- _What is being asked_: Could you reproduce, character for character, the lines of the material below from the line containing "293, 380, 342]" up to and including the line containing "sidebar-scrollbar[interactable]: [380, 61, 391, 1285]", and nothing else?
::::::::
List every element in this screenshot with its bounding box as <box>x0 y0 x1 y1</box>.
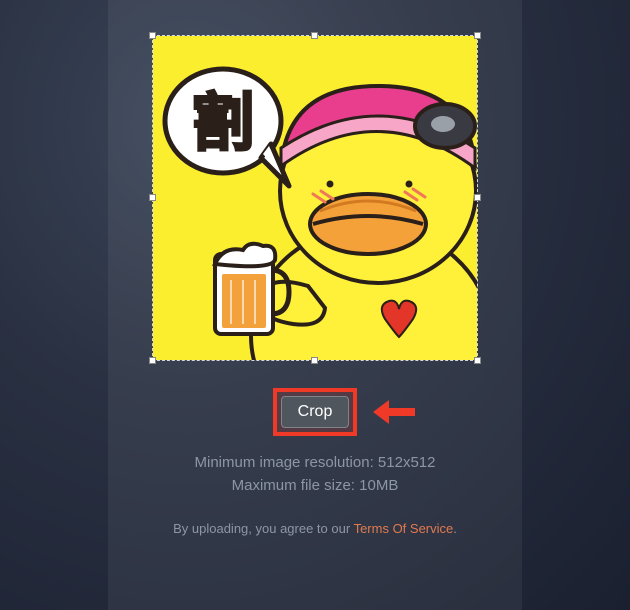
crop-handle-bottom-right[interactable] <box>474 357 481 364</box>
uploaded-image-preview: 割 <box>153 36 477 360</box>
upload-requirements: Minimum image resolution: 512x512 Maximu… <box>195 452 436 497</box>
crop-handle-bottom-center[interactable] <box>311 357 318 364</box>
crop-button-row: Crop <box>281 396 350 428</box>
agreement-suffix: . <box>453 521 457 536</box>
terms-of-service-link[interactable]: Terms Of Service <box>354 521 454 536</box>
crop-button[interactable]: Crop <box>281 396 350 428</box>
agreement-text: By uploading, you agree to our Terms Of … <box>173 521 457 536</box>
upload-panel: 割 Crop Minimum image resolution: 512x512… <box>108 0 522 610</box>
max-filesize-text: Maximum file size: 10MB <box>195 475 436 498</box>
crop-handle-top-left[interactable] <box>149 32 156 39</box>
crop-handle-top-center[interactable] <box>311 32 318 39</box>
min-resolution-text: Minimum image resolution: 512x512 <box>195 452 436 475</box>
tutorial-arrow-icon <box>373 400 415 424</box>
crop-handle-top-right[interactable] <box>474 32 481 39</box>
crop-handle-bottom-left[interactable] <box>149 357 156 364</box>
crop-area[interactable]: 割 <box>153 36 477 360</box>
crop-handle-middle-left[interactable] <box>149 194 156 201</box>
crop-handle-middle-right[interactable] <box>474 194 481 201</box>
agreement-prefix: By uploading, you agree to our <box>173 521 353 536</box>
svg-text:割: 割 <box>192 89 254 158</box>
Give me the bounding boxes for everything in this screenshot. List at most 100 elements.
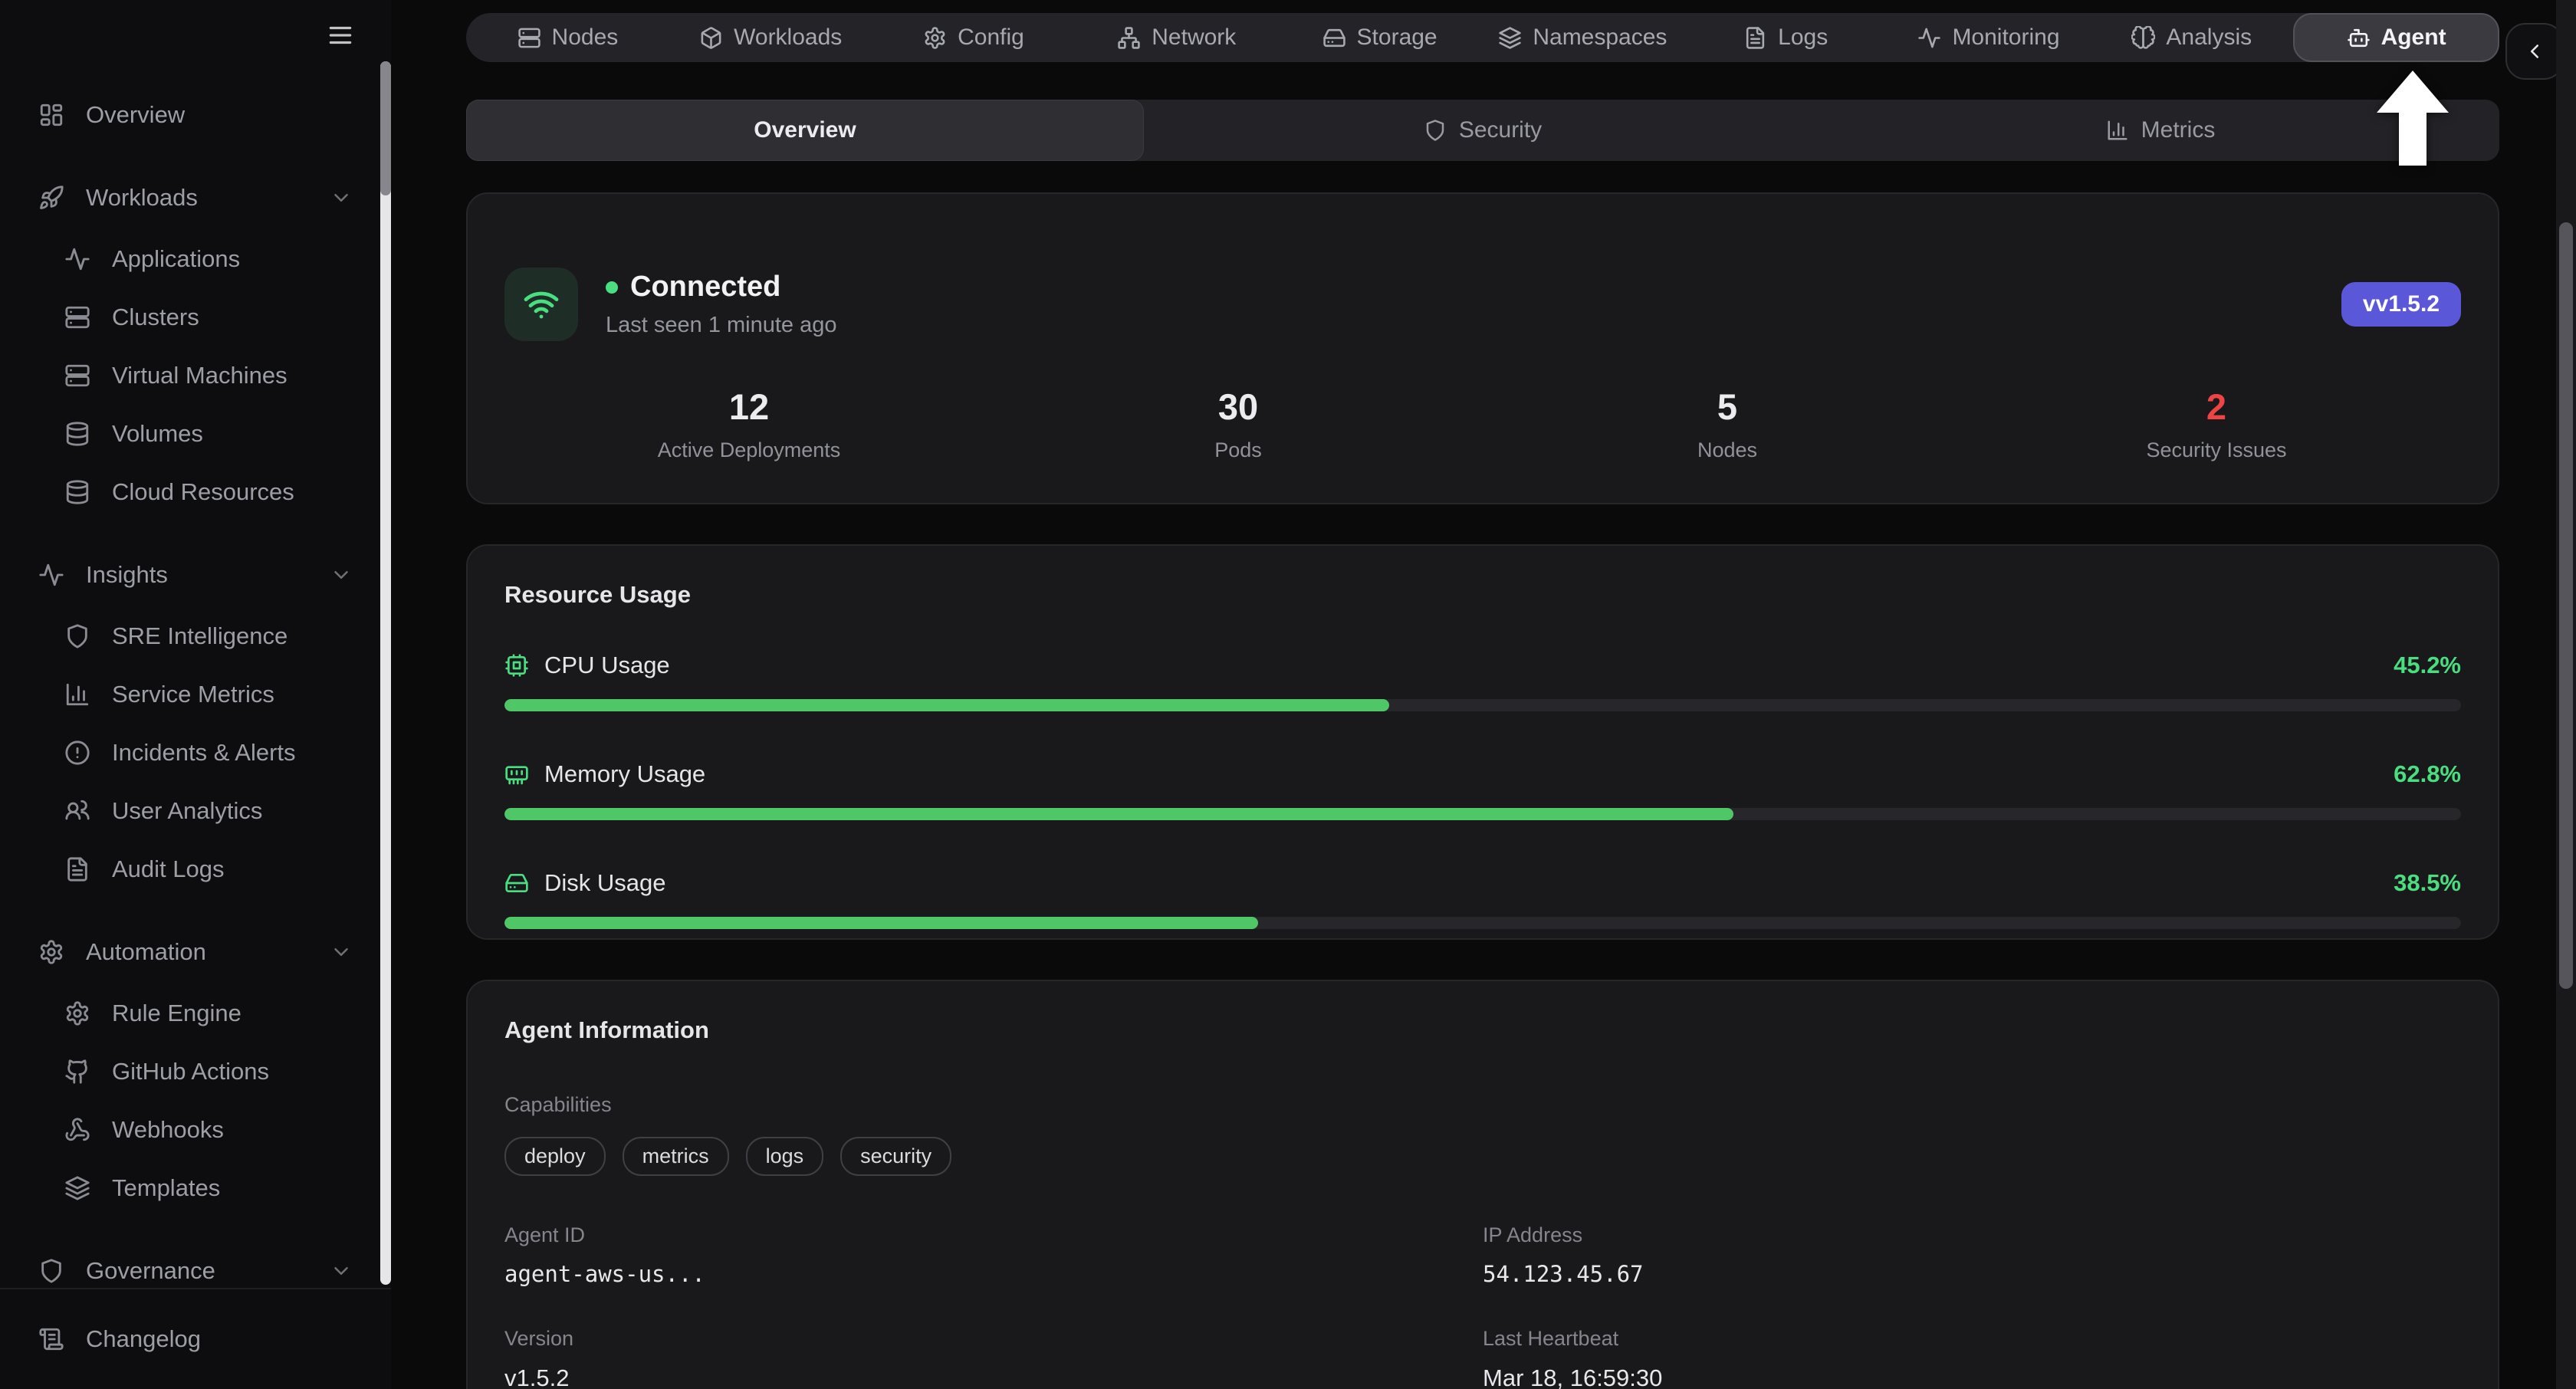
sidebar-item-clusters[interactable]: Clusters: [0, 293, 380, 342]
sidebar-group-governance[interactable]: Governance: [0, 1246, 380, 1288]
sidebar-item-user-analytics[interactable]: User Analytics: [0, 786, 380, 836]
tab-storage[interactable]: Storage: [1278, 13, 1481, 62]
database-icon: [64, 479, 90, 505]
sidebar-scrollbar[interactable]: [380, 61, 391, 1285]
sidebar-group-workloads[interactable]: Workloads: [0, 173, 380, 222]
subtab-label: Metrics: [2141, 117, 2216, 143]
menu-icon[interactable]: [322, 17, 359, 54]
stat-value: 30: [994, 386, 1483, 428]
tab-config[interactable]: Config: [872, 13, 1076, 62]
tab-namespaces[interactable]: Namespaces: [1481, 13, 1684, 62]
tab-nodes[interactable]: Nodes: [466, 13, 669, 62]
main-scrollbar[interactable]: [2556, 0, 2576, 1389]
sidebar-item-applications[interactable]: Applications: [0, 235, 380, 284]
main-scrollbar-thumb[interactable]: [2559, 222, 2573, 989]
activity-icon: [64, 246, 90, 272]
scroll-icon: [38, 1326, 64, 1352]
app-root: Overview Workloads Applications Clusters…: [0, 0, 2576, 1389]
sidebar-group-automation[interactable]: Automation: [0, 928, 380, 977]
progress-track: [504, 699, 2461, 711]
sidebar-item-audit-logs[interactable]: Audit Logs: [0, 845, 380, 894]
collapse-panel-button[interactable]: [2505, 23, 2564, 80]
usage-label: Memory Usage: [544, 760, 705, 788]
subtab-overview[interactable]: Overview: [466, 100, 1144, 161]
layers-icon: [1498, 26, 1522, 50]
subtab-label: Security: [1459, 117, 1542, 143]
memory-icon: [504, 762, 529, 786]
sidebar-item-label: Virtual Machines: [112, 362, 288, 389]
stat-label: Pods: [994, 438, 1483, 462]
sidebar-item-rule-engine[interactable]: Rule Engine: [0, 989, 380, 1038]
sidebar-item-label: Overview: [86, 101, 185, 129]
stat-security-issues: 2 Security Issues: [1972, 386, 2461, 462]
server-icon: [64, 363, 90, 389]
tab-analysis[interactable]: Analysis: [2090, 13, 2293, 62]
activity-icon: [38, 562, 64, 588]
tab-label: Logs: [1778, 25, 1828, 51]
bot-icon: [2347, 26, 2371, 50]
sidebar-item-changelog[interactable]: Changelog: [0, 1289, 391, 1389]
tab-agent[interactable]: Agent: [2293, 13, 2499, 62]
network-icon: [1117, 26, 1141, 50]
sidebar-item-label: Incidents & Alerts: [112, 739, 296, 767]
field-label: Version: [504, 1327, 1483, 1351]
file-text-icon: [1743, 26, 1767, 50]
main-content: Nodes Workloads Config Network Storage N…: [391, 0, 2576, 1389]
progress-fill: [504, 699, 1389, 711]
agent-information-card: Agent Information Capabilities deploy me…: [466, 980, 2499, 1389]
field-label: Last Heartbeat: [1483, 1327, 2461, 1351]
sidebar-item-github-actions[interactable]: GitHub Actions: [0, 1047, 380, 1096]
layers-icon: [64, 1175, 90, 1201]
sidebar-item-incidents-alerts[interactable]: Incidents & Alerts: [0, 728, 380, 777]
sidebar-item-webhooks[interactable]: Webhooks: [0, 1105, 380, 1154]
version-badge: vv1.5.2: [2341, 282, 2461, 327]
sidebar-item-templates[interactable]: Templates: [0, 1164, 380, 1213]
stats-row: 12 Active Deployments 30 Pods 5 Nodes 2 …: [504, 386, 2461, 462]
field-agent-id: Agent ID agent-aws-us...: [504, 1223, 1483, 1287]
github-icon: [64, 1059, 90, 1085]
stat-value: 5: [1483, 386, 1972, 428]
sidebar-item-label: Insights: [86, 561, 168, 589]
progress-track: [504, 808, 2461, 820]
tab-label: Namespaces: [1533, 25, 1667, 51]
bar-chart-icon: [64, 681, 90, 708]
sidebar-item-label: Workloads: [86, 184, 198, 212]
sidebar-scrollbar-thumb[interactable]: [380, 61, 391, 195]
cursor-arrow: [2377, 71, 2449, 169]
tab-label: Network: [1152, 25, 1236, 51]
stat-value: 2: [1972, 386, 2461, 428]
usage-percent: 62.8%: [2394, 760, 2461, 788]
card-title: Agent Information: [504, 1016, 2461, 1044]
capabilities-chips: deploy metrics logs security: [504, 1137, 2461, 1176]
field-value: v1.5.2: [504, 1364, 1483, 1389]
sidebar-item-volumes[interactable]: Volumes: [0, 409, 380, 458]
sidebar-item-label: SRE Intelligence: [112, 622, 288, 650]
tab-label: Storage: [1357, 25, 1438, 51]
sidebar-item-label: Audit Logs: [112, 855, 225, 883]
tab-monitoring[interactable]: Monitoring: [1888, 13, 2091, 62]
gear-icon: [38, 939, 64, 965]
progress-fill: [504, 808, 1733, 820]
tab-logs[interactable]: Logs: [1684, 13, 1888, 62]
tab-label: Agent: [2381, 25, 2446, 51]
database-icon: [64, 421, 90, 447]
sidebar-item-service-metrics[interactable]: Service Metrics: [0, 670, 380, 719]
tab-workloads[interactable]: Workloads: [669, 13, 872, 62]
users-icon: [64, 798, 90, 824]
sidebar-item-overview[interactable]: Overview: [0, 90, 380, 140]
box-icon: [699, 26, 723, 50]
sidebar-item-label: Rule Engine: [112, 1000, 242, 1027]
tab-network[interactable]: Network: [1075, 13, 1278, 62]
sidebar-item-cloud-resources[interactable]: Cloud Resources: [0, 468, 380, 517]
sidebar-item-virtual-machines[interactable]: Virtual Machines: [0, 351, 380, 400]
sidebar-group-insights[interactable]: Insights: [0, 550, 380, 599]
subtab-security[interactable]: Security: [1144, 100, 1822, 161]
stat-nodes: 5 Nodes: [1483, 386, 1972, 462]
usage-percent: 45.2%: [2394, 652, 2461, 679]
stat-label: Nodes: [1483, 438, 1972, 462]
last-seen-text: Last seen 1 minute ago: [606, 313, 836, 338]
capability-chip: metrics: [623, 1137, 729, 1176]
sidebar-item-sre-intelligence[interactable]: SRE Intelligence: [0, 612, 380, 661]
stat-pods: 30 Pods: [994, 386, 1483, 462]
chevron-down-icon: [330, 1259, 353, 1282]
::::::::
- _Answer to the problem_:
sidebar-item-clusters[interactable]: Clusters: [0, 293, 380, 342]
sidebar-group-governance[interactable]: Governance: [0, 1246, 380, 1288]
sidebar-item-user-analytics[interactable]: User Analytics: [0, 786, 380, 836]
tab-storage[interactable]: Storage: [1278, 13, 1481, 62]
database-icon: [64, 479, 90, 505]
sidebar-scrollbar[interactable]: [380, 61, 391, 1285]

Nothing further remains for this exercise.